_Task prompt:_ Pick out each line containing the string "price" and copy it.

--- Begin ---

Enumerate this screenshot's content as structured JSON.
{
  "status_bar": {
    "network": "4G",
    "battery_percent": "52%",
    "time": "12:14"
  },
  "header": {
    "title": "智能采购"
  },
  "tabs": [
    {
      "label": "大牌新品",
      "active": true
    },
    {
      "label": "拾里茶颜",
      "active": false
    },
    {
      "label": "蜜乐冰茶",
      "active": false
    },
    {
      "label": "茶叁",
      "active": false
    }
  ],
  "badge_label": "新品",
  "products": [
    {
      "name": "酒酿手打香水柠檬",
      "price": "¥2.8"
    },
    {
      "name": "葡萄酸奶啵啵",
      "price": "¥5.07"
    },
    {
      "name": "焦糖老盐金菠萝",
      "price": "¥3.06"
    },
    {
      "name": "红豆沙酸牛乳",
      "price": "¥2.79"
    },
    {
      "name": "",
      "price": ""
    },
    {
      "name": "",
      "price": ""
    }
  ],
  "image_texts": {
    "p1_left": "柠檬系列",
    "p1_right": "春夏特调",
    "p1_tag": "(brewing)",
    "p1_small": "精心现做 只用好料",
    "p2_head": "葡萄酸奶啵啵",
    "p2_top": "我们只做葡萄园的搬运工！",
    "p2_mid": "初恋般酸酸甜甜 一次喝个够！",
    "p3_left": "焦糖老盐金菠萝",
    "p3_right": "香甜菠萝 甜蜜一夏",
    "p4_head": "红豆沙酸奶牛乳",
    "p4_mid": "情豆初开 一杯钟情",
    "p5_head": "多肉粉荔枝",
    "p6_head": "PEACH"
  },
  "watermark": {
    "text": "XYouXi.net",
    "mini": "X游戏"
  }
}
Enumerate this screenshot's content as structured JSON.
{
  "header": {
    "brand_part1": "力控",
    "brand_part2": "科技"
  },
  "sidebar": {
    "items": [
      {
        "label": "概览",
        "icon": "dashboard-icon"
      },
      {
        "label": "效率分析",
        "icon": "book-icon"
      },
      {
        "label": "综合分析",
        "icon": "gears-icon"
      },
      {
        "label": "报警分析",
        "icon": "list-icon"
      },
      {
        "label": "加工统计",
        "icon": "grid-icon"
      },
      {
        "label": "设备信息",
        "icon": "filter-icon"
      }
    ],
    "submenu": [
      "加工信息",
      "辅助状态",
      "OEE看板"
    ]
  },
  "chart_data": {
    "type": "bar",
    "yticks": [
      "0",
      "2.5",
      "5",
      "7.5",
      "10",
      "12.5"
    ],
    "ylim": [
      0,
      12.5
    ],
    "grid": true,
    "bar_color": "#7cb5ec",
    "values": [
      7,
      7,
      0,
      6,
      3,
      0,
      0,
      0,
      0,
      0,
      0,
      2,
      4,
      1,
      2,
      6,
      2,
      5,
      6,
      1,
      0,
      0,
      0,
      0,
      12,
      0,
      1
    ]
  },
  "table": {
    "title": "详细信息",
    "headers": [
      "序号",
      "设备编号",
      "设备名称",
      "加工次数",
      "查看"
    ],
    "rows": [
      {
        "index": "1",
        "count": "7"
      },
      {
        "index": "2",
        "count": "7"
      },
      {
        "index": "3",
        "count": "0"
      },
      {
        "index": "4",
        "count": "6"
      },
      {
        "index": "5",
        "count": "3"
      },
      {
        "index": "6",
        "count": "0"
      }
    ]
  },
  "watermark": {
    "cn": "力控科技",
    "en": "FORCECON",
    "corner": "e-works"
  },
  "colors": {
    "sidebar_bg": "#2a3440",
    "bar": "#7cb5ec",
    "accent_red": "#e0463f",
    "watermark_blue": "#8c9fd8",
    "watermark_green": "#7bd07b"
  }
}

--- End ---

_Answer below:_
      "price": "¥2.8"
      "price": "¥5.07"
      "price": "¥3.06"
      "price": "¥2.79"
      "price": ""
      "price": ""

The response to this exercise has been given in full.